TASK DETAILS => Please copy out the material below, substituting "final-value" for every "end-value" and leaving everything else as it is.

[Bounding box entries]
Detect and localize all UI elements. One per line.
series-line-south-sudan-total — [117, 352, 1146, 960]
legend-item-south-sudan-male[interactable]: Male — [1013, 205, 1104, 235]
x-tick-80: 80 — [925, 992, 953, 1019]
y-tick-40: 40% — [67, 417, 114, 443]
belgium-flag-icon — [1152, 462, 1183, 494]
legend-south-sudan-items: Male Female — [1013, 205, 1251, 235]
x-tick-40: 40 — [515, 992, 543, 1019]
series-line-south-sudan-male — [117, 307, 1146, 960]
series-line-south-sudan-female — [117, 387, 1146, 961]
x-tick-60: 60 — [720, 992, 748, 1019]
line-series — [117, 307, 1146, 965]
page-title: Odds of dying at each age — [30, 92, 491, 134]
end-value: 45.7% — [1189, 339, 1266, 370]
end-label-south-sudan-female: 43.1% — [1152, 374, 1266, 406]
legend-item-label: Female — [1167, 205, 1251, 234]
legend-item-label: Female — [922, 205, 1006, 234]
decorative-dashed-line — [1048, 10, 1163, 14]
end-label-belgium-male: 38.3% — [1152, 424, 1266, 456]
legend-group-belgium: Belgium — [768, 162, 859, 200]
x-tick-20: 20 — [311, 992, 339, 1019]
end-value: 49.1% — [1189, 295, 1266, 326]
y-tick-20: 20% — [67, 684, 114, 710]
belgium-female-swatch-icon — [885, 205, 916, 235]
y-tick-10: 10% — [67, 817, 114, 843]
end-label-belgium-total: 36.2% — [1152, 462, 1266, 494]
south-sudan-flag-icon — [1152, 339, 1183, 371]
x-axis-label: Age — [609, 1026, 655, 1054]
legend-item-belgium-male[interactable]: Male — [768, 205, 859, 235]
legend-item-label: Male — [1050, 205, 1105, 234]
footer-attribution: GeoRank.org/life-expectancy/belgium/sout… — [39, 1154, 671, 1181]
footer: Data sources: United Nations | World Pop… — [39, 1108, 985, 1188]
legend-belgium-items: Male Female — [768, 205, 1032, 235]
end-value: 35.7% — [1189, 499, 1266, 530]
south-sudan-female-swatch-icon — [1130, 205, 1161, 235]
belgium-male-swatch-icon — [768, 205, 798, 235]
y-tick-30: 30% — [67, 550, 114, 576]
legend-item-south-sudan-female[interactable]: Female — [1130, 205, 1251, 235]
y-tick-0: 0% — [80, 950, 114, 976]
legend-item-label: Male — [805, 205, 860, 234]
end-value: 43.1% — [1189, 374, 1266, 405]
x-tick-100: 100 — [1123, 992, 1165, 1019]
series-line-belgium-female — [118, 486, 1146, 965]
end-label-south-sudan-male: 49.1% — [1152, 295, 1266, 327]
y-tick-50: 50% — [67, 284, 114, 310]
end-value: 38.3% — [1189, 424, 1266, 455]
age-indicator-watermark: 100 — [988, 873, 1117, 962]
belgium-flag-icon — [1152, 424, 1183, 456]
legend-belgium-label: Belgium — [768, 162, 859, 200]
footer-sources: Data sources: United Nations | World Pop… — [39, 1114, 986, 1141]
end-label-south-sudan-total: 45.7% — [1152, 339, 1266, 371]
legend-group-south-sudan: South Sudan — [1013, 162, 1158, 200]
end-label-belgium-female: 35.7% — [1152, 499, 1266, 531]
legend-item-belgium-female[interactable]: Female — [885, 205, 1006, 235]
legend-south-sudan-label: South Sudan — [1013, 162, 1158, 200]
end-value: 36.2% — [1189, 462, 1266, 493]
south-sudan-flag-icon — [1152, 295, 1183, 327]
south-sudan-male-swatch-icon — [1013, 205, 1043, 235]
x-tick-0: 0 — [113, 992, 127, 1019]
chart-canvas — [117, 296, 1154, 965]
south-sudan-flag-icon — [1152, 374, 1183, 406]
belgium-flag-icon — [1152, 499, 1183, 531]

TASK SOLUTION =>
Detect and localize all UI elements. One per line.
series-line-south-sudan-total — [117, 352, 1146, 960]
legend-item-south-sudan-male[interactable]: Male — [1013, 205, 1104, 235]
x-tick-80: 80 — [925, 992, 953, 1019]
y-tick-40: 40% — [67, 417, 114, 443]
belgium-flag-icon — [1152, 462, 1183, 494]
legend-south-sudan-items: Male Female — [1013, 205, 1251, 235]
x-tick-40: 40 — [515, 992, 543, 1019]
series-line-south-sudan-male — [117, 307, 1146, 960]
series-line-south-sudan-female — [117, 387, 1146, 961]
x-tick-60: 60 — [720, 992, 748, 1019]
line-series — [117, 307, 1146, 965]
page-title: Odds of dying at each age — [30, 92, 491, 134]
final-value: 45.7% — [1189, 339, 1266, 370]
end-label-south-sudan-female: 43.1% — [1152, 374, 1266, 406]
legend-item-label: Female — [1167, 205, 1251, 234]
legend-item-label: Female — [922, 205, 1006, 234]
decorative-dashed-line — [1048, 10, 1163, 14]
end-label-belgium-male: 38.3% — [1152, 424, 1266, 456]
legend-group-belgium: Belgium — [768, 162, 859, 200]
x-tick-20: 20 — [311, 992, 339, 1019]
final-value: 49.1% — [1189, 295, 1266, 326]
y-tick-20: 20% — [67, 684, 114, 710]
belgium-female-swatch-icon — [885, 205, 916, 235]
y-tick-10: 10% — [67, 817, 114, 843]
end-label-belgium-total: 36.2% — [1152, 462, 1266, 494]
south-sudan-flag-icon — [1152, 339, 1183, 371]
x-axis-label: Age — [609, 1026, 655, 1054]
legend-item-belgium-male[interactable]: Male — [768, 205, 859, 235]
legend-item-label: Male — [1050, 205, 1105, 234]
footer-attribution: GeoRank.org/life-expectancy/belgium/sout… — [39, 1154, 671, 1181]
footer: Data sources: United Nations | World Pop… — [39, 1108, 985, 1188]
legend-belgium-items: Male Female — [768, 205, 1032, 235]
final-value: 35.7% — [1189, 499, 1266, 530]
south-sudan-female-swatch-icon — [1130, 205, 1161, 235]
belgium-male-swatch-icon — [768, 205, 798, 235]
y-tick-30: 30% — [67, 550, 114, 576]
legend-item-south-sudan-female[interactable]: Female — [1130, 205, 1251, 235]
y-tick-0: 0% — [80, 950, 114, 976]
legend-item-label: Male — [805, 205, 860, 234]
final-value: 43.1% — [1189, 374, 1266, 405]
x-tick-100: 100 — [1123, 992, 1165, 1019]
series-line-belgium-female — [118, 486, 1146, 965]
end-label-south-sudan-male: 49.1% — [1152, 295, 1266, 327]
y-tick-50: 50% — [67, 284, 114, 310]
final-value: 38.3% — [1189, 424, 1266, 455]
age-indicator-watermark: 100 — [988, 873, 1117, 962]
belgium-flag-icon — [1152, 424, 1183, 456]
legend-belgium-label: Belgium — [768, 162, 859, 200]
footer-sources: Data sources: United Nations | World Pop… — [39, 1114, 986, 1141]
end-label-south-sudan-total: 45.7% — [1152, 339, 1266, 371]
legend-group-south-sudan: South Sudan — [1013, 162, 1158, 200]
end-label-belgium-female: 35.7% — [1152, 499, 1266, 531]
legend-item-belgium-female[interactable]: Female — [885, 205, 1006, 235]
legend-south-sudan-label: South Sudan — [1013, 162, 1158, 200]
final-value: 36.2% — [1189, 462, 1266, 493]
south-sudan-flag-icon — [1152, 295, 1183, 327]
south-sudan-male-swatch-icon — [1013, 205, 1043, 235]
x-tick-0: 0 — [113, 992, 127, 1019]
chart-canvas — [117, 296, 1154, 965]
south-sudan-flag-icon — [1152, 374, 1183, 406]
belgium-flag-icon — [1152, 499, 1183, 531]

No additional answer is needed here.